** Short task **
Write out the full listing again, exactly as it stands.

** Exercise materials **
● ● ● ● ● ● ●
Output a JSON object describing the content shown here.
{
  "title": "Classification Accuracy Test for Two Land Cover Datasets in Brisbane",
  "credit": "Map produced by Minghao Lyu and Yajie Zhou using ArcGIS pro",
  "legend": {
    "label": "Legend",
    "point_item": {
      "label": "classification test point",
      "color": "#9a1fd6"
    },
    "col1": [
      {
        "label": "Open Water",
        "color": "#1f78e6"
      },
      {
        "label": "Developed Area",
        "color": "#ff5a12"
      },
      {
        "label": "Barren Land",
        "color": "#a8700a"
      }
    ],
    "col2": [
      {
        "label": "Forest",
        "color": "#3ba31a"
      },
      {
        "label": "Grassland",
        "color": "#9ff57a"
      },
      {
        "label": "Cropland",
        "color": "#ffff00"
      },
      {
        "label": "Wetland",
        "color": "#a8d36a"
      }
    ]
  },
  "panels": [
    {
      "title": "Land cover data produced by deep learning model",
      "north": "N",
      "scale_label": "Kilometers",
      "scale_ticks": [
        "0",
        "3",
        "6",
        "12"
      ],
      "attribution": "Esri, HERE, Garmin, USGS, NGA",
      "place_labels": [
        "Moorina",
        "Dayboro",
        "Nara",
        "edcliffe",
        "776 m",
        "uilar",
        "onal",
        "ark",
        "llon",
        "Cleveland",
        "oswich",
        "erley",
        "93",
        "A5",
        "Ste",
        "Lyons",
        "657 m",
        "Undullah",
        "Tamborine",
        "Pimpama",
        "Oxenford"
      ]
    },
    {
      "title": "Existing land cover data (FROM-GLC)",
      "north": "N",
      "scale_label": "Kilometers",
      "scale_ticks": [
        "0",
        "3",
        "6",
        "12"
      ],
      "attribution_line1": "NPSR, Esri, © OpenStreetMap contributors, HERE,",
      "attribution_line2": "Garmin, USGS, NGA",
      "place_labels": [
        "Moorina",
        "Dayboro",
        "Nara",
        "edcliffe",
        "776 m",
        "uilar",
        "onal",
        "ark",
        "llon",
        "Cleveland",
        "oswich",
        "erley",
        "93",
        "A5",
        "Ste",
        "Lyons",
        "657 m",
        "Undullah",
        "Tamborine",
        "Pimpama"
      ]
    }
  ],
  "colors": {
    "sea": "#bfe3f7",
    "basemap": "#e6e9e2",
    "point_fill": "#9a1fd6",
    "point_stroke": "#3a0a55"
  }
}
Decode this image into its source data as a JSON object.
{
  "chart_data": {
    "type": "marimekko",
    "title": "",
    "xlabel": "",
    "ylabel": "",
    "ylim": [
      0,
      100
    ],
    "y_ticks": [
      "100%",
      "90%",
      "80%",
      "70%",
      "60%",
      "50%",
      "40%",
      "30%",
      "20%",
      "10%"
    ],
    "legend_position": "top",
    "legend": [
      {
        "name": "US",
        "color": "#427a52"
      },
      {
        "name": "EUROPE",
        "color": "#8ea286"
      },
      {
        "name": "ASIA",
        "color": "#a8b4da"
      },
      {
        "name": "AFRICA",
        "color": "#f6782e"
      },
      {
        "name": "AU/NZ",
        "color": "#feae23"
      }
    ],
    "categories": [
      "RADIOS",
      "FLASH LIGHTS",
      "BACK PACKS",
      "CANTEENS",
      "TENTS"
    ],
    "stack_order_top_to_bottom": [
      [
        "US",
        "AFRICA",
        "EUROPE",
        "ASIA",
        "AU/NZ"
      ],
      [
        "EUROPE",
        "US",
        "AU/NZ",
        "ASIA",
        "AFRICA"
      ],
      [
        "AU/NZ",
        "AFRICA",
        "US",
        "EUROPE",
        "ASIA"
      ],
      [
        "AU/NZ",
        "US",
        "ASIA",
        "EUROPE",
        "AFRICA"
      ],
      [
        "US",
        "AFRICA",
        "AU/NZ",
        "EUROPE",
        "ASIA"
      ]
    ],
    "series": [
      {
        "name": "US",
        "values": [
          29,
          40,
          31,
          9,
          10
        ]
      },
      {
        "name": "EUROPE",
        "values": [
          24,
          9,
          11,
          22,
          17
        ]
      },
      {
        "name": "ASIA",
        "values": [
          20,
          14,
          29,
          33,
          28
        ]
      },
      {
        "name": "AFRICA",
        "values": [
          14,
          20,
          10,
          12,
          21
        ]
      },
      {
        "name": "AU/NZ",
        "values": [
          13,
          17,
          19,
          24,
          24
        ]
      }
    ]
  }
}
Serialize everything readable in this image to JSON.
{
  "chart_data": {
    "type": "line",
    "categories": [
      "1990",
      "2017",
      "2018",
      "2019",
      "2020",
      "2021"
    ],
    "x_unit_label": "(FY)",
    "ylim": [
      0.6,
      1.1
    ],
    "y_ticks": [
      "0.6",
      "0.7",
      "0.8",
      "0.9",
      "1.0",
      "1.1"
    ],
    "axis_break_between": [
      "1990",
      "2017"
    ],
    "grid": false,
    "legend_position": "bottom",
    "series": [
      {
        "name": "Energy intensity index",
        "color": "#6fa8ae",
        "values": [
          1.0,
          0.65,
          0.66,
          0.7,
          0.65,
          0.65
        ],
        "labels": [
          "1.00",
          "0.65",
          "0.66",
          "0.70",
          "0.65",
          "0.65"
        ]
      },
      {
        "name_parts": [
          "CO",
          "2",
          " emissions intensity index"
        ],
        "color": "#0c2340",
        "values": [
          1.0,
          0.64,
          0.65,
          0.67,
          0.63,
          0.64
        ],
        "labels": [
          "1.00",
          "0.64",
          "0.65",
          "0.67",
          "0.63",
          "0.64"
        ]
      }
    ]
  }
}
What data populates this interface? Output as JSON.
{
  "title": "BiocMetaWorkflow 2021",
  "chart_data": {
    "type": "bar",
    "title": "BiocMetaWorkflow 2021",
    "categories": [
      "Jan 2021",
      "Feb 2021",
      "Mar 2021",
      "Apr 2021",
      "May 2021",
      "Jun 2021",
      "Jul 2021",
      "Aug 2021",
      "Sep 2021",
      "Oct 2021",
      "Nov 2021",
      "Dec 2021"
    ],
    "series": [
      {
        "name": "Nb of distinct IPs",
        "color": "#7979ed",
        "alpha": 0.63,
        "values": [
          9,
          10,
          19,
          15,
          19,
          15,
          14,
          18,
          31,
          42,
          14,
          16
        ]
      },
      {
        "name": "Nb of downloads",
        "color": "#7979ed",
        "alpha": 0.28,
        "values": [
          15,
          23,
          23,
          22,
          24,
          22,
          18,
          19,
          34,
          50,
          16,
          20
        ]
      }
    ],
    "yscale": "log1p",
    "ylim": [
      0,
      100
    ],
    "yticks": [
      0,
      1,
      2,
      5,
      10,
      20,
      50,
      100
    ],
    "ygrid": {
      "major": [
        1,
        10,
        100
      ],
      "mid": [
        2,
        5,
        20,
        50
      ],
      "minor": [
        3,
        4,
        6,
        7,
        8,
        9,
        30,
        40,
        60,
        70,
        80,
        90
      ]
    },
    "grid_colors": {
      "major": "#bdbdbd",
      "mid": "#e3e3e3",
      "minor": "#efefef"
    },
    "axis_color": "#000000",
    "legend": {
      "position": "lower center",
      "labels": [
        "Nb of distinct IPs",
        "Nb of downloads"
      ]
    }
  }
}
● ● ● ● ● ● ●
** Complete response **
Output a JSON object describing the content shown here.
{
  "title": "Classification Accuracy Test for Two Land Cover Datasets in Brisbane",
  "credit": "Map produced by Minghao Lyu and Yajie Zhou using ArcGIS pro",
  "legend": {
    "label": "Legend",
    "point_item": {
      "label": "classification test point",
      "color": "#9a1fd6"
    },
    "col1": [
      {
        "label": "Open Water",
        "color": "#1f78e6"
      },
      {
        "label": "Developed Area",
        "color": "#ff5a12"
      },
      {
        "label": "Barren Land",
        "color": "#a8700a"
      }
    ],
    "col2": [
      {
        "label": "Forest",
        "color": "#3ba31a"
      },
      {
        "label": "Grassland",
        "color": "#9ff57a"
      },
      {
        "label": "Cropland",
        "color": "#ffff00"
      },
      {
        "label": "Wetland",
        "color": "#a8d36a"
      }
    ]
  },
  "panels": [
    {
      "title": "Land cover data produced by deep learning model",
      "north": "N",
      "scale_label": "Kilometers",
      "scale_ticks": [
        "0",
        "3",
        "6",
        "12"
      ],
      "attribution": "Esri, HERE, Garmin, USGS, NGA",
      "place_labels": [
        "Moorina",
        "Dayboro",
        "Nara",
        "edcliffe",
        "776 m",
        "uilar",
        "onal",
        "ark",
        "llon",
        "Cleveland",
        "oswich",
        "erley",
        "93",
        "A5",
        "Ste",
        "Lyons",
        "657 m",
        "Undullah",
        "Tamborine",
        "Pimpama",
        "Oxenford"
      ]
    },
    {
      "title": "Existing land cover data (FROM-GLC)",
      "north": "N",
      "scale_label": "Kilometers",
      "scale_ticks": [
        "0",
        "3",
        "6",
        "12"
      ],
      "attribution_line1": "NPSR, Esri, © OpenStreetMap contributors, HERE,",
      "attribution_line2": "Garmin, USGS, NGA",
      "place_labels": [
        "Moorina",
        "Dayboro",
        "Nara",
        "edcliffe",
        "776 m",
        "uilar",
        "onal",
        "ark",
        "llon",
        "Cleveland",
        "oswich",
        "erley",
        "93",
        "A5",
        "Ste",
        "Lyons",
        "657 m",
        "Undullah",
        "Tamborine",
        "Pimpama"
      ]
    }
  ],
  "colors": {
    "sea": "#bfe3f7",
    "basemap": "#e6e9e2",
    "point_fill": "#9a1fd6",
    "point_stroke": "#3a0a55"
  }
}
Decode this image into its source data as a JSON object.
{
  "chart_data": {
    "type": "marimekko",
    "title": "",
    "xlabel": "",
    "ylabel": "",
    "ylim": [
      0,
      100
    ],
    "y_ticks": [
      "100%",
      "90%",
      "80%",
      "70%",
      "60%",
      "50%",
      "40%",
      "30%",
      "20%",
      "10%"
    ],
    "legend_position": "top",
    "legend": [
      {
        "name": "US",
        "color": "#427a52"
      },
      {
        "name": "EUROPE",
        "color": "#8ea286"
      },
      {
        "name": "ASIA",
        "color": "#a8b4da"
      },
      {
        "name": "AFRICA",
        "color": "#f6782e"
      },
      {
        "name": "AU/NZ",
        "color": "#feae23"
      }
    ],
    "categories": [
      "RADIOS",
      "FLASH LIGHTS",
      "BACK PACKS",
      "CANTEENS",
      "TENTS"
    ],
    "stack_order_top_to_bottom": [
      [
        "US",
        "AFRICA",
        "EUROPE",
        "ASIA",
        "AU/NZ"
      ],
      [
        "EUROPE",
        "US",
        "AU/NZ",
        "ASIA",
        "AFRICA"
      ],
      [
        "AU/NZ",
        "AFRICA",
        "US",
        "EUROPE",
        "ASIA"
      ],
      [
        "AU/NZ",
        "US",
        "ASIA",
        "EUROPE",
        "AFRICA"
      ],
      [
        "US",
        "AFRICA",
        "AU/NZ",
        "EUROPE",
        "ASIA"
      ]
    ],
    "series": [
      {
        "name": "US",
        "values": [
          29,
          40,
          31,
          9,
          10
        ]
      },
      {
        "name": "EUROPE",
        "values": [
          24,
          9,
          11,
          22,
          17
        ]
      },
      {
        "name": "ASIA",
        "values": [
          20,
          14,
          29,
          33,
          28
        ]
      },
      {
        "name": "AFRICA",
        "values": [
          14,
          20,
          10,
          12,
          21
        ]
      },
      {
        "name": "AU/NZ",
        "values": [
          13,
          17,
          19,
          24,
          24
        ]
      }
    ]
  }
}
Serialize everything readable in this image to JSON.
{
  "chart_data": {
    "type": "line",
    "categories": [
      "1990",
      "2017",
      "2018",
      "2019",
      "2020",
      "2021"
    ],
    "x_unit_label": "(FY)",
    "ylim": [
      0.6,
      1.1
    ],
    "y_ticks": [
      "0.6",
      "0.7",
      "0.8",
      "0.9",
      "1.0",
      "1.1"
    ],
    "axis_break_between": [
      "1990",
      "2017"
    ],
    "grid": false,
    "legend_position": "bottom",
    "series": [
      {
        "name": "Energy intensity index",
        "color": "#6fa8ae",
        "values": [
          1.0,
          0.65,
          0.66,
          0.7,
          0.65,
          0.65
        ],
        "labels": [
          "1.00",
          "0.65",
          "0.66",
          "0.70",
          "0.65",
          "0.65"
        ]
      },
      {
        "name_parts": [
          "CO",
          "2",
          " emissions intensity index"
        ],
        "color": "#0c2340",
        "values": [
          1.0,
          0.64,
          0.65,
          0.67,
          0.63,
          0.64
        ],
        "labels": [
          "1.00",
          "0.64",
          "0.65",
          "0.67",
          "0.63",
          "0.64"
        ]
      }
    ]
  }
}
What data populates this interface? Output as JSON.
{
  "title": "BiocMetaWorkflow 2021",
  "chart_data": {
    "type": "bar",
    "title": "BiocMetaWorkflow 2021",
    "categories": [
      "Jan 2021",
      "Feb 2021",
      "Mar 2021",
      "Apr 2021",
      "May 2021",
      "Jun 2021",
      "Jul 2021",
      "Aug 2021",
      "Sep 2021",
      "Oct 2021",
      "Nov 2021",
      "Dec 2021"
    ],
    "series": [
      {
        "name": "Nb of distinct IPs",
        "color": "#7979ed",
        "alpha": 0.63,
        "values": [
          9,
          10,
          19,
          15,
          19,
          15,
          14,
          18,
          31,
          42,
          14,
          16
        ]
      },
      {
        "name": "Nb of downloads",
        "color": "#7979ed",
        "alpha": 0.28,
        "values": [
          15,
          23,
          23,
          22,
          24,
          22,
          18,
          19,
          34,
          50,
          16,
          20
        ]
      }
    ],
    "yscale": "log1p",
    "ylim": [
      0,
      100
    ],
    "yticks": [
      0,
      1,
      2,
      5,
      10,
      20,
      50,
      100
    ],
    "ygrid": {
      "major": [
        1,
        10,
        100
      ],
      "mid": [
        2,
        5,
        20,
        50
      ],
      "minor": [
        3,
        4,
        6,
        7,
        8,
        9,
        30,
        40,
        60,
        70,
        80,
        90
      ]
    },
    "grid_colors": {
      "major": "#bdbdbd",
      "mid": "#e3e3e3",
      "minor": "#efefef"
    },
    "axis_color": "#000000",
    "legend": {
      "position": "lower center",
      "labels": [
        "Nb of distinct IPs",
        "Nb of downloads"
      ]
    }
  }
}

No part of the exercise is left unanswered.